#### MATERIALS PROVIDED ####
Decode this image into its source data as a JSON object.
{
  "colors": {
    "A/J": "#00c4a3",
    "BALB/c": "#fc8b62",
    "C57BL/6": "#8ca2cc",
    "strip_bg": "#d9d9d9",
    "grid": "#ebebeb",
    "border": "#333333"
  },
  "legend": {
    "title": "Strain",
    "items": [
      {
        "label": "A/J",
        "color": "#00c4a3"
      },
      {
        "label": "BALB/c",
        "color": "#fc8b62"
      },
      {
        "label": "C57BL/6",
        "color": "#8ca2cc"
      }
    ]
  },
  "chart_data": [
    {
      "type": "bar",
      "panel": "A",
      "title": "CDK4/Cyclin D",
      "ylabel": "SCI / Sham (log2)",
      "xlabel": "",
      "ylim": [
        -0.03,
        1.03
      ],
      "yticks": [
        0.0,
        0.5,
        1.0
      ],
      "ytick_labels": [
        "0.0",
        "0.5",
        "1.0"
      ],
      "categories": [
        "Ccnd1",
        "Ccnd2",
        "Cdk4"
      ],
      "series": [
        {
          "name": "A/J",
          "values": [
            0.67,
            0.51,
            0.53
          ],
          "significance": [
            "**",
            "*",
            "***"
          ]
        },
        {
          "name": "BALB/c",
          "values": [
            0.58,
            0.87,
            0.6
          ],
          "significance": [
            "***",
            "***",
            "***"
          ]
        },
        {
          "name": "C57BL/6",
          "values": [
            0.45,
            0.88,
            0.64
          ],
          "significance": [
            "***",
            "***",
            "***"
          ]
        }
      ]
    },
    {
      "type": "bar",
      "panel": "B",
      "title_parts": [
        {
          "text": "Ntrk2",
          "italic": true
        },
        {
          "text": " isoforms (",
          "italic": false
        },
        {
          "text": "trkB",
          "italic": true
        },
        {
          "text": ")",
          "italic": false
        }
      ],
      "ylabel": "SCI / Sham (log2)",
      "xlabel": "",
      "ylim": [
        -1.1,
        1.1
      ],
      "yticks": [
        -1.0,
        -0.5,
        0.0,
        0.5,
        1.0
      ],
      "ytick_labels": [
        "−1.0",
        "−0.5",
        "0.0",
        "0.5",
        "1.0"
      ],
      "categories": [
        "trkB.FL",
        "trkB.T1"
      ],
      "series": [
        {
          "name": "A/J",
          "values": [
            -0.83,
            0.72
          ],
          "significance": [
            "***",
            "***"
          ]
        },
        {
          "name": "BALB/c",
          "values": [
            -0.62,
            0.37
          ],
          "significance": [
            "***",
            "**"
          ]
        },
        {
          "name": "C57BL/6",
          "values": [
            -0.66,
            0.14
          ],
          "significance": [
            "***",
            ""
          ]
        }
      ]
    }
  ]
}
####
All of the records must be repeated exactly.

Decode this image into its source data as a JSON object.
{
  "colors": {
    "A/J": "#00c4a3",
    "BALB/c": "#fc8b62",
    "C57BL/6": "#8ca2cc",
    "strip_bg": "#d9d9d9",
    "grid": "#ebebeb",
    "border": "#333333"
  },
  "legend": {
    "title": "Strain",
    "items": [
      {
        "label": "A/J",
        "color": "#00c4a3"
      },
      {
        "label": "BALB/c",
        "color": "#fc8b62"
      },
      {
        "label": "C57BL/6",
        "color": "#8ca2cc"
      }
    ]
  },
  "chart_data": [
    {
      "type": "bar",
      "panel": "A",
      "title": "CDK4/Cyclin D",
      "ylabel": "SCI / Sham (log2)",
      "xlabel": "",
      "ylim": [
        -0.03,
        1.03
      ],
      "yticks": [
        0.0,
        0.5,
        1.0
      ],
      "ytick_labels": [
        "0.0",
        "0.5",
        "1.0"
      ],
      "categories": [
        "Ccnd1",
        "Ccnd2",
        "Cdk4"
      ],
      "series": [
        {
          "name": "A/J",
          "values": [
            0.67,
            0.51,
            0.53
          ],
          "significance": [
            "**",
            "*",
            "***"
          ]
        },
        {
          "name": "BALB/c",
          "values": [
            0.58,
            0.87,
            0.6
          ],
          "significance": [
            "***",
            "***",
            "***"
          ]
        },
        {
          "name": "C57BL/6",
          "values": [
            0.45,
            0.88,
            0.64
          ],
          "significance": [
            "***",
            "***",
            "***"
          ]
        }
      ]
    },
    {
      "type": "bar",
      "panel": "B",
      "title_parts": [
        {
          "text": "Ntrk2",
          "italic": true
        },
        {
          "text": " isoforms (",
          "italic": false
        },
        {
          "text": "trkB",
          "italic": true
        },
        {
          "text": ")",
          "italic": false
        }
      ],
      "ylabel": "SCI / Sham (log2)",
      "xlabel": "",
      "ylim": [
        -1.1,
        1.1
      ],
      "yticks": [
        -1.0,
        -0.5,
        0.0,
        0.5,
        1.0
      ],
      "ytick_labels": [
        "−1.0",
        "−0.5",
        "0.0",
        "0.5",
        "1.0"
      ],
      "categories": [
        "trkB.FL",
        "trkB.T1"
      ],
      "series": [
        {
          "name": "A/J",
          "values": [
            -0.83,
            0.72
          ],
          "significance": [
            "***",
            "***"
          ]
        },
        {
          "name": "BALB/c",
          "values": [
            -0.62,
            0.37
          ],
          "significance": [
            "***",
            "**"
          ]
        },
        {
          "name": "C57BL/6",
          "values": [
            -0.66,
            0.14
          ],
          "significance": [
            "***",
            ""
          ]
        }
      ]
    }
  ]
}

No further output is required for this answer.